**TO DO:**
Skip the pictures and extract all of the lines exactly as written.
-----
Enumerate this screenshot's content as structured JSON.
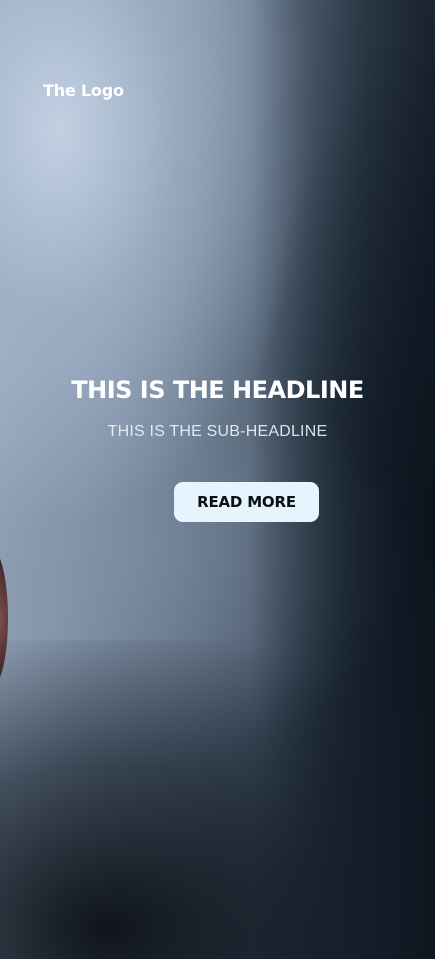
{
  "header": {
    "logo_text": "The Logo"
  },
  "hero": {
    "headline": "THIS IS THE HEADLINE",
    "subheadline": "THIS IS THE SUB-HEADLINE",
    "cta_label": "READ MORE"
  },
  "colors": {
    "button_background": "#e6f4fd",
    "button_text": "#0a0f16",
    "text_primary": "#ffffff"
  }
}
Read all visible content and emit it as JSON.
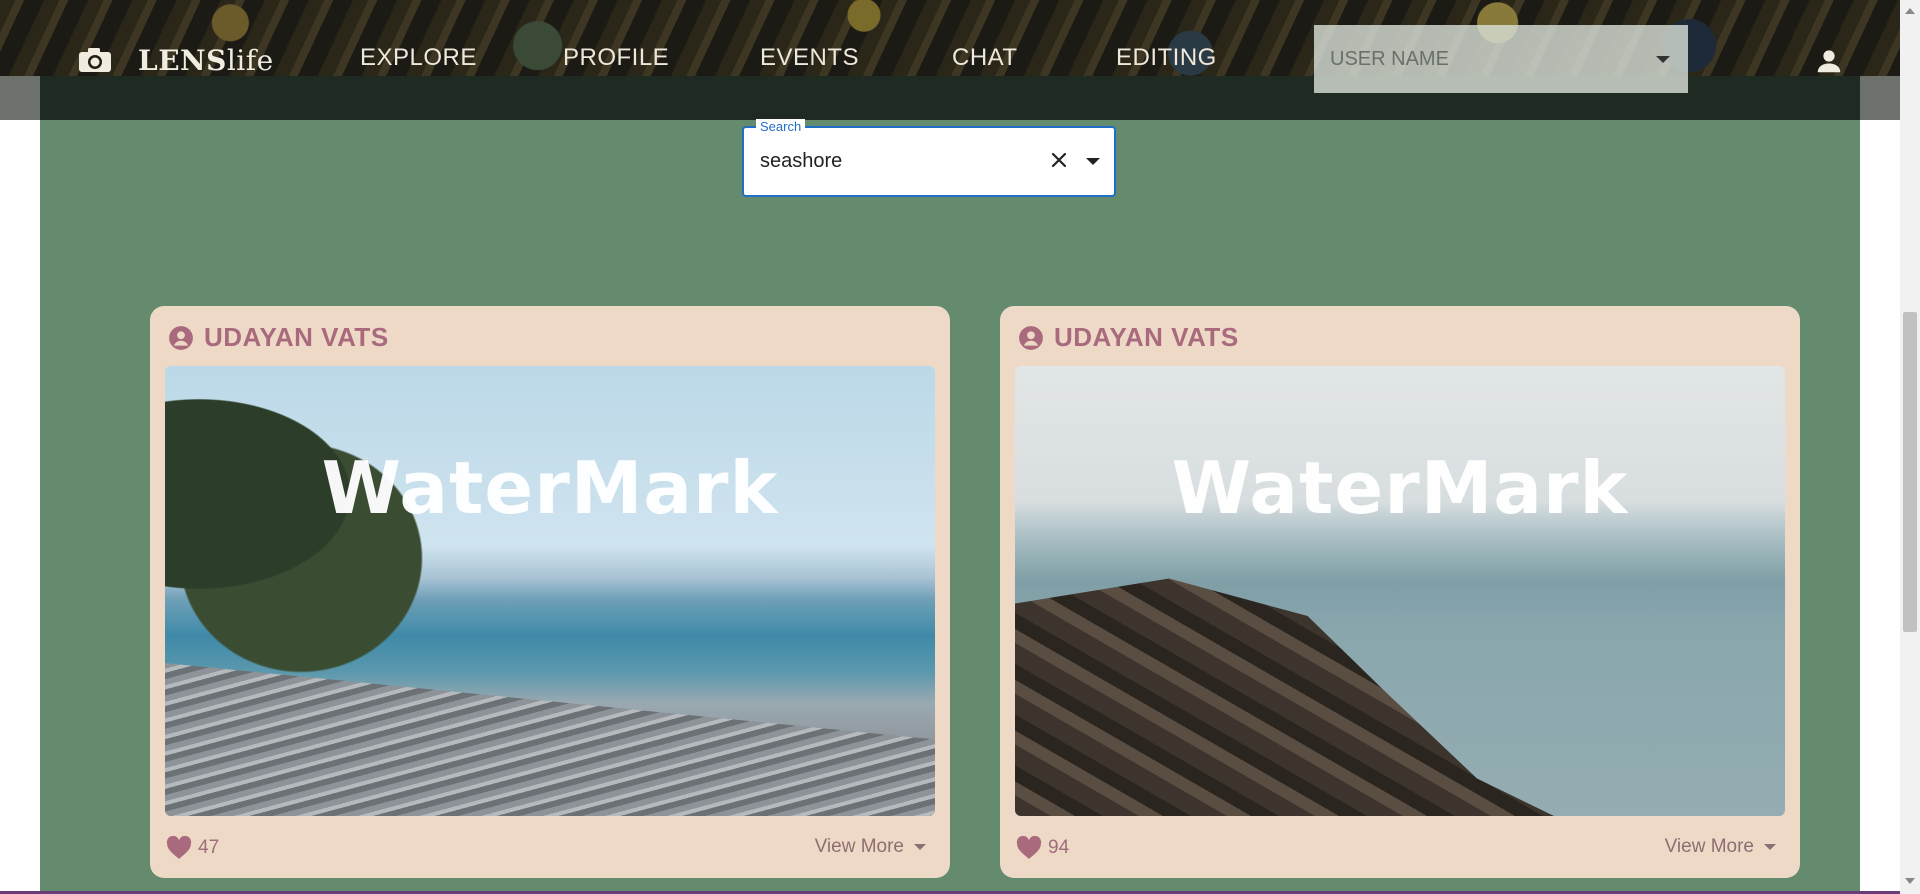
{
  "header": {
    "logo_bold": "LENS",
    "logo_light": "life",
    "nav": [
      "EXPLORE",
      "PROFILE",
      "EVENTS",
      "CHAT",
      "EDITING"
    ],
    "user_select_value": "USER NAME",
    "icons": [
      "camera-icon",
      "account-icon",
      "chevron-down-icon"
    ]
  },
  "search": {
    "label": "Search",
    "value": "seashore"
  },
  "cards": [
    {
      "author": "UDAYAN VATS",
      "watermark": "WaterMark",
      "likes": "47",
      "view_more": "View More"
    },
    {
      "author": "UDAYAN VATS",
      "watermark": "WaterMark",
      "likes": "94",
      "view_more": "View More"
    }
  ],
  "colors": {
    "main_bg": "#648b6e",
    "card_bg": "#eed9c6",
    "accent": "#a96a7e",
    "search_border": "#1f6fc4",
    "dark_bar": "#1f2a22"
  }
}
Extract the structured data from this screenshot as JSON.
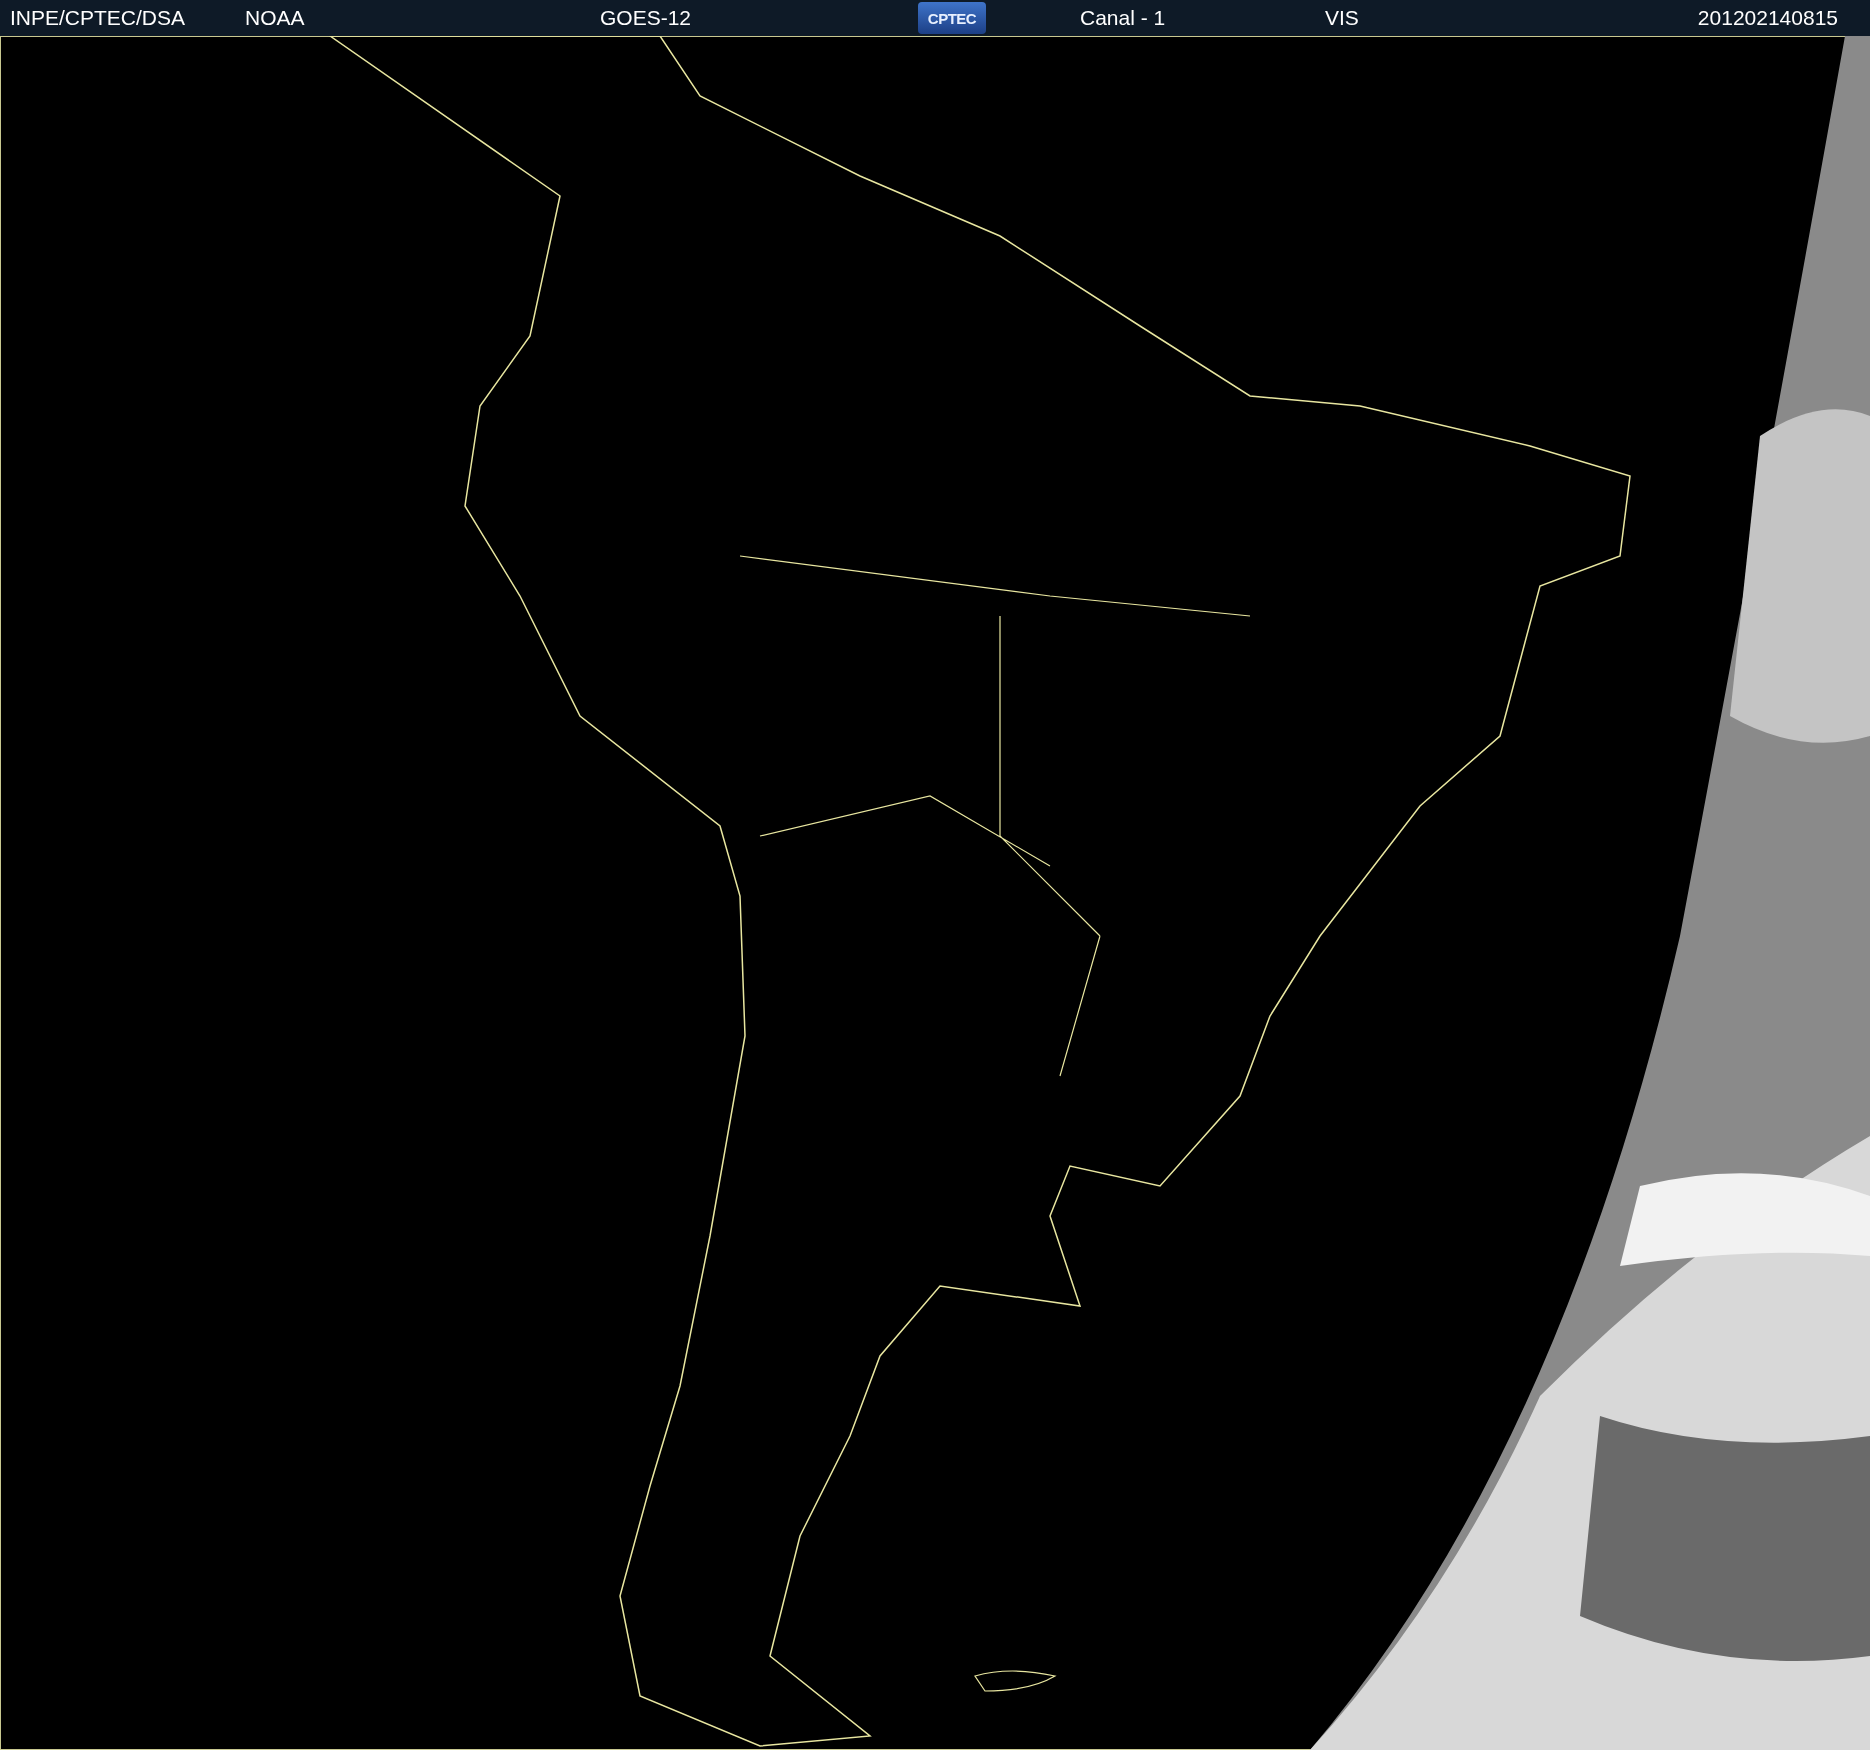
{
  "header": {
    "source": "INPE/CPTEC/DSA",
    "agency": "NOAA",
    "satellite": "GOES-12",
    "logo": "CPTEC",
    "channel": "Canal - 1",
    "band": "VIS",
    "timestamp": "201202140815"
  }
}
-----
**PROBLEM SOLUTION:**
Enumerate this screenshot's content as structured JSON.
{
  "header": {
    "logo_text": "The Logo"
  },
  "hero": {
    "headline": "THIS IS THE HEADLINE",
    "subheadline": "THIS IS THE SUB-HEADLINE",
    "cta_label": "READ MORE"
  },
  "colors": {
    "button_background": "#e6f4fd",
    "button_text": "#0a0f16",
    "text_primary": "#ffffff"
  }
}
Read all visible content and emit it as JSON.
{
  "header": {
    "logo_bold": "LENS",
    "logo_light": "life",
    "nav": [
      "EXPLORE",
      "PROFILE",
      "EVENTS",
      "CHAT",
      "EDITING"
    ],
    "user_select_value": "USER NAME",
    "icons": [
      "camera-icon",
      "account-icon",
      "chevron-down-icon"
    ]
  },
  "search": {
    "label": "Search",
    "value": "seashore"
  },
  "cards": [
    {
      "author": "UDAYAN VATS",
      "watermark": "WaterMark",
      "likes": "47",
      "view_more": "View More"
    },
    {
      "author": "UDAYAN VATS",
      "watermark": "WaterMark",
      "likes": "94",
      "view_more": "View More"
    }
  ],
  "colors": {
    "main_bg": "#648b6e",
    "card_bg": "#eed9c6",
    "accent": "#a96a7e",
    "search_border": "#1f6fc4",
    "dark_bar": "#1f2a22"
  }
}
Extract the structured data from this screenshot as JSON.
{
  "header": {
    "source": "INPE/CPTEC/DSA",
    "agency": "NOAA",
    "satellite": "GOES-12",
    "logo": "CPTEC",
    "channel": "Canal - 1",
    "band": "VIS",
    "timestamp": "201202140815"
  }
}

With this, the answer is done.